Aim of the exercise
The records below must be written out exactly, with every picture left behind.

--- START Supplied data ---

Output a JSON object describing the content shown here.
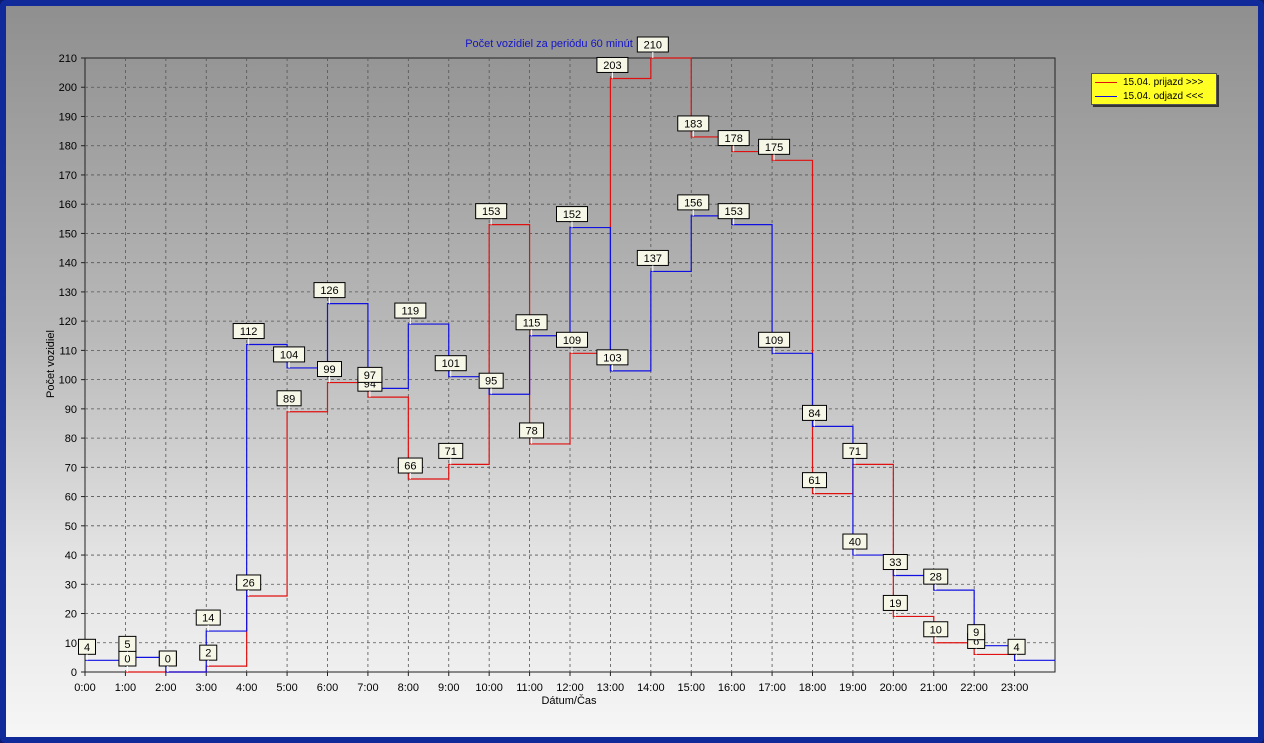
{
  "chart_data": {
    "type": "line",
    "step": true,
    "title": "Počet vozidiel za periódu 60 minút",
    "xlabel": "Dátum/Čas",
    "ylabel": "Počet vozidiel",
    "ylim": [
      0,
      210
    ],
    "yticks": [
      0,
      10,
      20,
      30,
      40,
      50,
      60,
      70,
      80,
      90,
      100,
      110,
      120,
      130,
      140,
      150,
      160,
      170,
      180,
      190,
      200,
      210
    ],
    "categories": [
      "0:00",
      "1:00",
      "2:00",
      "3:00",
      "4:00",
      "5:00",
      "6:00",
      "7:00",
      "8:00",
      "9:00",
      "10:00",
      "11:00",
      "12:00",
      "13:00",
      "14:00",
      "15:00",
      "16:00",
      "17:00",
      "18:00",
      "19:00",
      "20:00",
      "21:00",
      "22:00",
      "23:00"
    ],
    "grid": true,
    "legend_position": "top-right",
    "series": [
      {
        "name": "15.04. prijazd >>>",
        "color": "#e01010",
        "values": [
          null,
          0,
          0,
          2,
          26,
          89,
          99,
          94,
          66,
          71,
          153,
          78,
          109,
          203,
          210,
          183,
          178,
          175,
          61,
          71,
          19,
          10,
          6,
          null
        ]
      },
      {
        "name": "15.04. odjazd <<<",
        "color": "#1010e0",
        "values": [
          4,
          5,
          0,
          14,
          112,
          104,
          126,
          97,
          119,
          101,
          95,
          115,
          152,
          103,
          137,
          156,
          153,
          109,
          84,
          40,
          33,
          28,
          9,
          4
        ]
      }
    ]
  }
}
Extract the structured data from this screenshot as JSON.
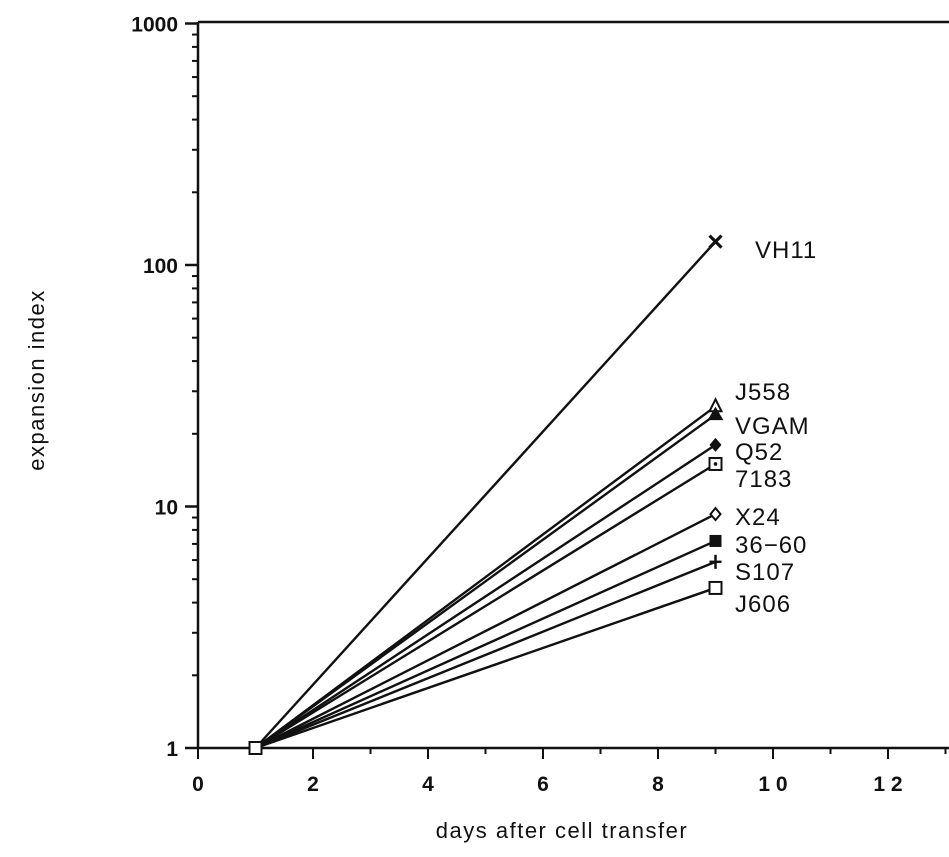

--- END Supplied data ---

Result
Output a JSON object describing the content shown here.
{
  "chart_data": {
    "type": "line",
    "step": true,
    "title": "Počet vozidiel za periódu 60 minút",
    "xlabel": "Dátum/Čas",
    "ylabel": "Počet vozidiel",
    "ylim": [
      0,
      210
    ],
    "yticks": [
      0,
      10,
      20,
      30,
      40,
      50,
      60,
      70,
      80,
      90,
      100,
      110,
      120,
      130,
      140,
      150,
      160,
      170,
      180,
      190,
      200,
      210
    ],
    "categories": [
      "0:00",
      "1:00",
      "2:00",
      "3:00",
      "4:00",
      "5:00",
      "6:00",
      "7:00",
      "8:00",
      "9:00",
      "10:00",
      "11:00",
      "12:00",
      "13:00",
      "14:00",
      "15:00",
      "16:00",
      "17:00",
      "18:00",
      "19:00",
      "20:00",
      "21:00",
      "22:00",
      "23:00"
    ],
    "grid": true,
    "legend_position": "top-right",
    "series": [
      {
        "name": "15.04. prijazd >>>",
        "color": "#e01010",
        "values": [
          null,
          0,
          0,
          2,
          26,
          89,
          99,
          94,
          66,
          71,
          153,
          78,
          109,
          203,
          210,
          183,
          178,
          175,
          61,
          71,
          19,
          10,
          6,
          null
        ]
      },
      {
        "name": "15.04. odjazd <<<",
        "color": "#1010e0",
        "values": [
          4,
          5,
          0,
          14,
          112,
          104,
          126,
          97,
          119,
          101,
          95,
          115,
          152,
          103,
          137,
          156,
          153,
          109,
          84,
          40,
          33,
          28,
          9,
          4
        ]
      }
    ]
  }
}
Extract the structured data from this screenshot as JSON.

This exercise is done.